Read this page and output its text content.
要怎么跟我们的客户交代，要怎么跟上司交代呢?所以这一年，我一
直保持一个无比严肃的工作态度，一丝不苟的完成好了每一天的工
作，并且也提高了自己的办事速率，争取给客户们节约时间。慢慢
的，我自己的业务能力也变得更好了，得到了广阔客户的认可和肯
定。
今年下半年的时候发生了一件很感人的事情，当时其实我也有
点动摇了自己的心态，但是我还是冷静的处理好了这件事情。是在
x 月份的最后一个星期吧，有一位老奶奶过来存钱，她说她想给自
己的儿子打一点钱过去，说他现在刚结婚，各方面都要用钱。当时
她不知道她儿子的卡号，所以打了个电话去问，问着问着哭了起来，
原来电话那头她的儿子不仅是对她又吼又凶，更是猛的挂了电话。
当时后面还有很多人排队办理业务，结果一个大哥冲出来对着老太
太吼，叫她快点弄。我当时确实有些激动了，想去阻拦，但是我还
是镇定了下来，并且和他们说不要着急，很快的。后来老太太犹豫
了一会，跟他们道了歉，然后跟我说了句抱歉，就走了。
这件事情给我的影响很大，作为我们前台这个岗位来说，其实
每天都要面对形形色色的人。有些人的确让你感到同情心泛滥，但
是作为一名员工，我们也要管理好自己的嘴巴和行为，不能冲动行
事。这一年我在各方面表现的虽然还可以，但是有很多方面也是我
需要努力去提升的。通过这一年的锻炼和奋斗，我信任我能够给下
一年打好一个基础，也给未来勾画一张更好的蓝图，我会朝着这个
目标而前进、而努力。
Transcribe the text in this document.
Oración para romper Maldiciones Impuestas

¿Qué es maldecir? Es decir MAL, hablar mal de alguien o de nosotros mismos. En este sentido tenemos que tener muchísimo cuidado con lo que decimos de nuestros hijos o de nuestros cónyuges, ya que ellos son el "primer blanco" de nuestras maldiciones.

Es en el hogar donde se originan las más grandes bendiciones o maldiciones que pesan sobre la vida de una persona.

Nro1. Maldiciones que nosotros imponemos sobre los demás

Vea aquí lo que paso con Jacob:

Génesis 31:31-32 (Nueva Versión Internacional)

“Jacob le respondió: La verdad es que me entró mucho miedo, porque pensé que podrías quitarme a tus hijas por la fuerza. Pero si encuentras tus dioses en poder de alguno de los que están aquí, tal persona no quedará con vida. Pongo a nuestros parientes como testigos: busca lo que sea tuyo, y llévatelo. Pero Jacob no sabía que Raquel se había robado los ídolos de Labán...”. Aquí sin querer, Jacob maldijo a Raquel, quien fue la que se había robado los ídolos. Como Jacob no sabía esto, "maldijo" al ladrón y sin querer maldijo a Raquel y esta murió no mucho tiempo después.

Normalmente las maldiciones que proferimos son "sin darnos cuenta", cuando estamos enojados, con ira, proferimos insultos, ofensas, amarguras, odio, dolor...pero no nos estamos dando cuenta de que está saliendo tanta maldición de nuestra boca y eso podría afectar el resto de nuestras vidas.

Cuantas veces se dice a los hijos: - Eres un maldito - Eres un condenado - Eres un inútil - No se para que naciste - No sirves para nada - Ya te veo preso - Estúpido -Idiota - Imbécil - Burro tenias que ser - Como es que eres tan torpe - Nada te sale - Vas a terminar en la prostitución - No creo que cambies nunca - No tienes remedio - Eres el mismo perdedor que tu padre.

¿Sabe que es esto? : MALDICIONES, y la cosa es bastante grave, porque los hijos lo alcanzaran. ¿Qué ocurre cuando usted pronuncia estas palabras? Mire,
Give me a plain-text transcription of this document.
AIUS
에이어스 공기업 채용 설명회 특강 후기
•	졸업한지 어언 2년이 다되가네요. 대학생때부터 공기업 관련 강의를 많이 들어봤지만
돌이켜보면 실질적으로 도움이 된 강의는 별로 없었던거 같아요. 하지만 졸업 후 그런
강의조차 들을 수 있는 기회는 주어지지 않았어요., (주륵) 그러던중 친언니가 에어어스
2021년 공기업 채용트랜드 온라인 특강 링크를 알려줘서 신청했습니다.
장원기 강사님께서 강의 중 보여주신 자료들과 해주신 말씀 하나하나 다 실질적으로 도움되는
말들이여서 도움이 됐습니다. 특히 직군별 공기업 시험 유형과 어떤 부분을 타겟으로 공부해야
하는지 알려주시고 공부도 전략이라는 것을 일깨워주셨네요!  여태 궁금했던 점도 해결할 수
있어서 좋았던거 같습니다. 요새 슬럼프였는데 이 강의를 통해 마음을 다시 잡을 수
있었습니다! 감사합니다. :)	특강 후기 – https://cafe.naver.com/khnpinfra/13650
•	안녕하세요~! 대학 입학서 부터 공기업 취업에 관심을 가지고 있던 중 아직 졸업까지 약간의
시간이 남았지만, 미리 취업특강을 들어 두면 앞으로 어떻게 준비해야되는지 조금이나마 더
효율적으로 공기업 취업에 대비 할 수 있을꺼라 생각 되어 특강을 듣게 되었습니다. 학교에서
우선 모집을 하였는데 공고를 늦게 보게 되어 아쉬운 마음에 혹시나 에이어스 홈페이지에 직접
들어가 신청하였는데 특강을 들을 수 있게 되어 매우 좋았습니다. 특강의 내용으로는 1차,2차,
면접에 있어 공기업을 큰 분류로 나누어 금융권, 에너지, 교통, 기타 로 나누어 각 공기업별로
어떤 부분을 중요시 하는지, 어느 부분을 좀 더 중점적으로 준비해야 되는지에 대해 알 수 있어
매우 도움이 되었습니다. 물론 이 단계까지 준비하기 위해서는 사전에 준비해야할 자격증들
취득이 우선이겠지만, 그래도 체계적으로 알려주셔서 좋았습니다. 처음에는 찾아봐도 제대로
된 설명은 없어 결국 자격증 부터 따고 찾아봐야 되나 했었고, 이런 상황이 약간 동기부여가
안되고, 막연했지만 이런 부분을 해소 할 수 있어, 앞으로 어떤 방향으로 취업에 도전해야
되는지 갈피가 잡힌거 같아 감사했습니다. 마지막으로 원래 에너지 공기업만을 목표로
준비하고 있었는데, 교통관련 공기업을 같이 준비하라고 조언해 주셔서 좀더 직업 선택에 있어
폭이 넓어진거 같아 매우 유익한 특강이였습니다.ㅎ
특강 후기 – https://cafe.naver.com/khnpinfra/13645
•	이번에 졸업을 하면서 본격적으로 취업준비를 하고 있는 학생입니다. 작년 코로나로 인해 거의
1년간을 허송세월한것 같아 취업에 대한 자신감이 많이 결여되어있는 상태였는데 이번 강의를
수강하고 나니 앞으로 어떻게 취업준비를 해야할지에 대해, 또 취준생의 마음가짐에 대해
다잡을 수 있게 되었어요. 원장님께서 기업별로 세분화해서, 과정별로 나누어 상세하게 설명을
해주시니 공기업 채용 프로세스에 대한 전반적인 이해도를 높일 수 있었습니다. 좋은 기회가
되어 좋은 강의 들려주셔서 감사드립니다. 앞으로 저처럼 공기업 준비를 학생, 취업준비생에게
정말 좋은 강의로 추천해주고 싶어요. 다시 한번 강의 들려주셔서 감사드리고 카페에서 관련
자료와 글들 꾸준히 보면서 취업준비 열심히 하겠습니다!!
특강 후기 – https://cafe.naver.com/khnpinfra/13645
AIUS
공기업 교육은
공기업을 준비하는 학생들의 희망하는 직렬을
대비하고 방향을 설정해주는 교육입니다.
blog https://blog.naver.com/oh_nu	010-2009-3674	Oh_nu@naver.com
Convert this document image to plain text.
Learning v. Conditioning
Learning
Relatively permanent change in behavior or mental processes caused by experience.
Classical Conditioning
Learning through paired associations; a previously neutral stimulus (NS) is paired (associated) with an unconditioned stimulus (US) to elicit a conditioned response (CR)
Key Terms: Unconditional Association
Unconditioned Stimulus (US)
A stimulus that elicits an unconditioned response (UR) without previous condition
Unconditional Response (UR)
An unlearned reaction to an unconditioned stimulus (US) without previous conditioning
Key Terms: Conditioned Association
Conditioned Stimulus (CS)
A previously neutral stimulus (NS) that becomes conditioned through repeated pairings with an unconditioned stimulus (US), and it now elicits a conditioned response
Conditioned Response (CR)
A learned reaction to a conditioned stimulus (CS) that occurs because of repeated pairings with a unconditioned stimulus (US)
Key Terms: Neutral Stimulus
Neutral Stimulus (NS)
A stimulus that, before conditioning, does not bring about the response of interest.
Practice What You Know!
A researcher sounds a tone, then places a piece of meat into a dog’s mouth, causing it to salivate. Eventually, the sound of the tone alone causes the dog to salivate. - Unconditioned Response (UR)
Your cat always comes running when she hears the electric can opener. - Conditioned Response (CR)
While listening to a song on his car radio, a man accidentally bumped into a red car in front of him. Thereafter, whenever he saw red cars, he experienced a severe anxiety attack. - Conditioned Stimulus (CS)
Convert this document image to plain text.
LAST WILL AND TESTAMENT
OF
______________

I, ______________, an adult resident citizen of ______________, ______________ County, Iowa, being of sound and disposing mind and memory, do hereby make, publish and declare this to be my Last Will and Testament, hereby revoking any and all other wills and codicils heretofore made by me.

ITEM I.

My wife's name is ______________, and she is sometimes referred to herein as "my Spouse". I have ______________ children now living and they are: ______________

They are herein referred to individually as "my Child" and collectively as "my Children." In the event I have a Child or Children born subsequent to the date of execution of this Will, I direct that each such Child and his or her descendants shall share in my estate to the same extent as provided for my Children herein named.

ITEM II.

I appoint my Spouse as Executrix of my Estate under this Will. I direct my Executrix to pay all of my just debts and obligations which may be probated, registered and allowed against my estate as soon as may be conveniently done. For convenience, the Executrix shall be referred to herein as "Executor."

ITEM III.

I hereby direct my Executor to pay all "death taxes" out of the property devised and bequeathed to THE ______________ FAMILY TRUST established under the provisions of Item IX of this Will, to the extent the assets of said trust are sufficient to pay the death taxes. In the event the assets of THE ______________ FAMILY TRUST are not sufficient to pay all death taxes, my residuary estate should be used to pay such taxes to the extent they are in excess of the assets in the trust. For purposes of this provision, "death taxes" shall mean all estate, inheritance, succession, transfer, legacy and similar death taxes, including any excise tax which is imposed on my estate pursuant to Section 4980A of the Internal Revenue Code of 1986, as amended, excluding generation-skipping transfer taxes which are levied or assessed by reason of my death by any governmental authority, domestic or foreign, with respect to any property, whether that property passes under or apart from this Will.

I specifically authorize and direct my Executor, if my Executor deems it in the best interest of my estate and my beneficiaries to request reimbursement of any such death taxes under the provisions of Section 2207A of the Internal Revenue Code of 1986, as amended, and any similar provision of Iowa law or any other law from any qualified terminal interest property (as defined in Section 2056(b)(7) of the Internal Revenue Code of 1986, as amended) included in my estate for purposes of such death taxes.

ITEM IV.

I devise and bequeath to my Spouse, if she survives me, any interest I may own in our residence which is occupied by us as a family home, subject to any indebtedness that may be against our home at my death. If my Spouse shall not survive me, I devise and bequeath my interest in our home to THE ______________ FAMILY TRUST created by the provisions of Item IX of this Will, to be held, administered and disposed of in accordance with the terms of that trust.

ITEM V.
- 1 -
──────────────────────────────
**TASK PROMPT**
Copy all lines of the material above where the string "naver" occurs.

**WRITTEN ANSWER**
있었습니다! 감사합니다. :)	특강 후기 – https://cafe.naver.com/khnpinfra/13650
특강 후기 – https://cafe.naver.com/khnpinfra/13645
특강 후기 – https://cafe.naver.com/khnpinfra/13645
blog https://blog.naver.com/oh_nu	010-2009-3674	Oh_nu@naver.com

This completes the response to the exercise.